▶ **STATED PROBLEM**:
Check each line of the entries below for the string "말끔하게"; copy every line where it appears.

▶ **TASK MATERIAL**:
────────────────────

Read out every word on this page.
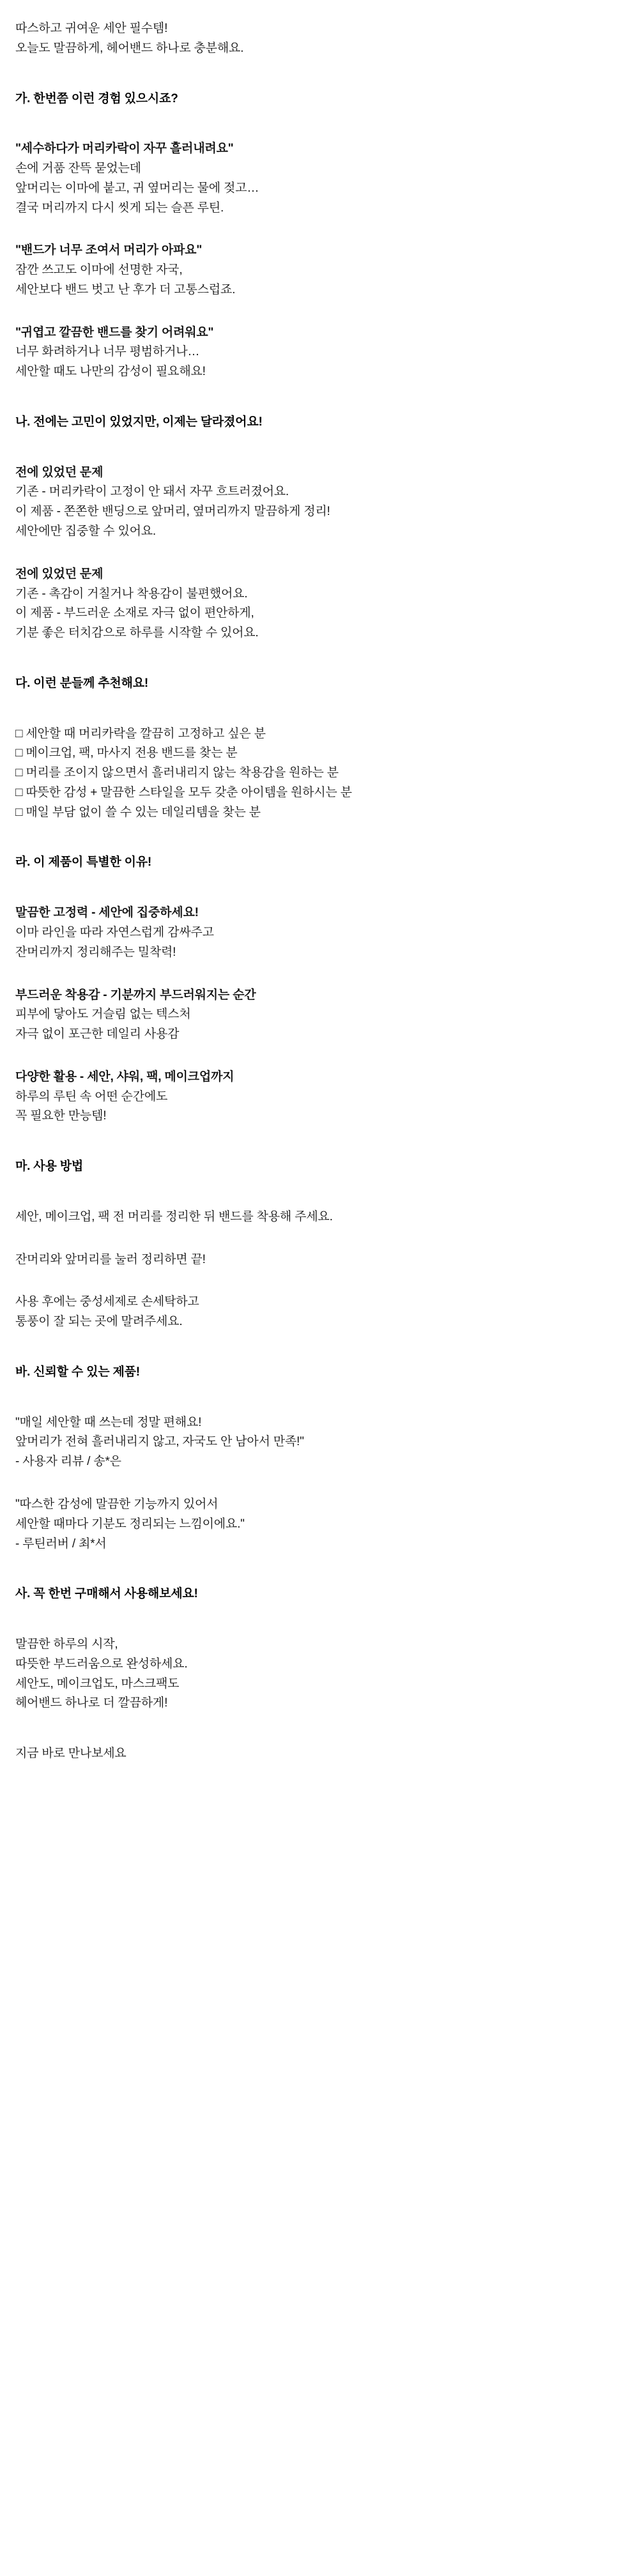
따스하고 귀여운 세안 필수템!
오늘도 말끔하게, 헤어밴드 하나로 충분해요.
가. 한번쯤 이런 경험 있으시죠?
"세수하다가 머리카락이 자꾸 흘러내려요"
손에 거품 잔뜩 묻었는데
앞머리는 이마에 붙고, 귀 옆머리는 물에 젖고…
결국 머리까지 다시 씻게 되는 슬픈 루틴.
"밴드가 너무 조여서 머리가 아파요"
잠깐 쓰고도 이마에 선명한 자국,
세안보다 밴드 벗고 난 후가 더 고통스럽죠.
"귀엽고 깔끔한 밴드를 찾기 어려워요"
너무 화려하거나 너무 평범하거나…
세안할 때도 나만의 감성이 필요해요!
나. 전에는 고민이 있었지만, 이제는 달라졌어요!
전에 있었던 문제
기존 - 머리카락이 고정이 안 돼서 자꾸 흐트러졌어요.
이 제품 - 쫀쫀한 밴딩으로 앞머리, 옆머리까지 말끔하게 정리!
세안에만 집중할 수 있어요.
전에 있었던 문제
기존 - 촉감이 거칠거나 착용감이 불편했어요.
이 제품 - 부드러운 소재로 자극 없이 편안하게,
기분 좋은 터치감으로 하루를 시작할 수 있어요.
다. 이런 분들께 추천해요!
□ 세안할 때 머리카락을 깔끔히 고정하고 싶은 분
□ 메이크업, 팩, 마사지 전용 밴드를 찾는 분
□ 머리를 조이지 않으면서 흘러내리지 않는 착용감을 원하는 분
□ 따뜻한 감성 + 말끔한 스타일을 모두 갖춘 아이템을 원하시는 분
□ 매일 부담 없이 쓸 수 있는 데일리템을 찾는 분
라. 이 제품이 특별한 이유!
말끔한 고정력 - 세안에 집중하세요!
이마 라인을 따라 자연스럽게 감싸주고
잔머리까지 정리해주는 밀착력!
부드러운 착용감 - 기분까지 부드러워지는 순간
피부에 닿아도 거슬림 없는 텍스처
자극 없이 포근한 데일리 사용감
다양한 활용 - 세안, 샤워, 팩, 메이크업까지
하루의 루틴 속 어떤 순간에도
꼭 필요한 만능템!
마. 사용 방법
세안, 메이크업, 팩 전 머리를 정리한 뒤 밴드를 착용해 주세요.
잔머리와 앞머리를 눌러 정리하면 끝!
사용 후에는 중성세제로 손세탁하고
통풍이 잘 되는 곳에 말려주세요.
바. 신뢰할 수 있는 제품!
"매일 세안할 때 쓰는데 정말 편해요!
앞머리가 전혀 흘러내리지 않고, 자국도 안 남아서 만족!"
- 사용자 리뷰 / 송*은
"따스한 감성에 말끔한 기능까지 있어서
세안할 때마다 기분도 정리되는 느낌이에요."
- 루틴러버 / 최*서
사. 꼭 한번 구매해서 사용해보세요!
말끔한 하루의 시작,
따뜻한 부드러움으로 완성하세요.
세안도, 메이크업도, 마스크팩도
헤어밴드 하나로 더 깔끔하게!
지금 바로 만나보세요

────────────────────

▶ **RESPONSE TO THE TASK**:
오늘도 말끔하게, 헤어밴드 하나로 충분해요.
이 제품 - 쫀쫀한 밴딩으로 앞머리, 옆머리까지 말끔하게 정리!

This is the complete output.